=== PROBLEM REQUIREMENTS ===
Examine the records and identify each line that includes the string "ADRK". Copy those lines.

════════════════

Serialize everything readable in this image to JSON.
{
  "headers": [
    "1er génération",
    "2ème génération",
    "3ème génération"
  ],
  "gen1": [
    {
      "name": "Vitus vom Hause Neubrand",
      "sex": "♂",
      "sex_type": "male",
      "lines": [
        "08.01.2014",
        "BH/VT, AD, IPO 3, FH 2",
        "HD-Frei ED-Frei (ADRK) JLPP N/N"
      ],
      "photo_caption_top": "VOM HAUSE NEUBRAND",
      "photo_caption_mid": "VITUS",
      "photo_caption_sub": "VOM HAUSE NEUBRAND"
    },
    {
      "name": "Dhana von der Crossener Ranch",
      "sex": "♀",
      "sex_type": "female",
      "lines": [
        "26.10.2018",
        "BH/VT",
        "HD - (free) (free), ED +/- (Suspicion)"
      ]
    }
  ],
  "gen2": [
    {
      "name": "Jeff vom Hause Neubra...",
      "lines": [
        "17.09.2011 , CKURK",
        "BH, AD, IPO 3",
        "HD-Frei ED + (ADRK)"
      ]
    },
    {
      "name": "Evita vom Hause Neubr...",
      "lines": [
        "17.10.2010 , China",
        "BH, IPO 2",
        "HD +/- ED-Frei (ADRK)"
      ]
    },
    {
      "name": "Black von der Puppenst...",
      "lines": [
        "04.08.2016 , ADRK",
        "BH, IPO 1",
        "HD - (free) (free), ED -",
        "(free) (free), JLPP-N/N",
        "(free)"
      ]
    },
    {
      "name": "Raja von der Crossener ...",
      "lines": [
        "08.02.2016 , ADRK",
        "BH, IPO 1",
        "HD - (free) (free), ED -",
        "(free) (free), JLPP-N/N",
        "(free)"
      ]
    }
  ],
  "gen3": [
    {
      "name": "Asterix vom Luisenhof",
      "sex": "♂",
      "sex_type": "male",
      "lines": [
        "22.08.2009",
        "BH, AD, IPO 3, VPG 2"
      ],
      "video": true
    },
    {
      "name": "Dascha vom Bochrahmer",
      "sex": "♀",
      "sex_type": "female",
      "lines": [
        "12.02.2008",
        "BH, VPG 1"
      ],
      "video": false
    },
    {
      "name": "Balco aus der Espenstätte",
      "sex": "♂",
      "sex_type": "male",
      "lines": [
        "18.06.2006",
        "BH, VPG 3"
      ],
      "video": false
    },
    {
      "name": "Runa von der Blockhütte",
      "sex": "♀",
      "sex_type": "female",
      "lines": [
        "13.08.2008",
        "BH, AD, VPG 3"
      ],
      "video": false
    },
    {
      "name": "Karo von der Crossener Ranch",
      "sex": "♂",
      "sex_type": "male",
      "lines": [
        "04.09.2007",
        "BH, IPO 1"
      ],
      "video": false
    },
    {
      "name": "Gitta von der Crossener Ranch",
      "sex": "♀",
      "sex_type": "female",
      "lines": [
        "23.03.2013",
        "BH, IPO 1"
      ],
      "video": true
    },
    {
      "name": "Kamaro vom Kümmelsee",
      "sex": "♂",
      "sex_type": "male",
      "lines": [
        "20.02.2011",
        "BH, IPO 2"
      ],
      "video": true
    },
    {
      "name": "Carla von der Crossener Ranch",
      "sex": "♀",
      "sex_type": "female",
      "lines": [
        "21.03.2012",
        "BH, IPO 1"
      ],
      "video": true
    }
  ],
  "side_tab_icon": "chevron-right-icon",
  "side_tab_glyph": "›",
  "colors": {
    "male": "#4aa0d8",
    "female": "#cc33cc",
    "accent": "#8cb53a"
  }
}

════════════════

=== THE ANSWER ===
        "HD-Frei ED-Frei (ADRK) JLPP N/N"
        "HD-Frei ED + (ADRK)"
        "HD +/- ED-Frei (ADRK)"
        "04.08.2016 , ADRK",
        "08.02.2016 , ADRK",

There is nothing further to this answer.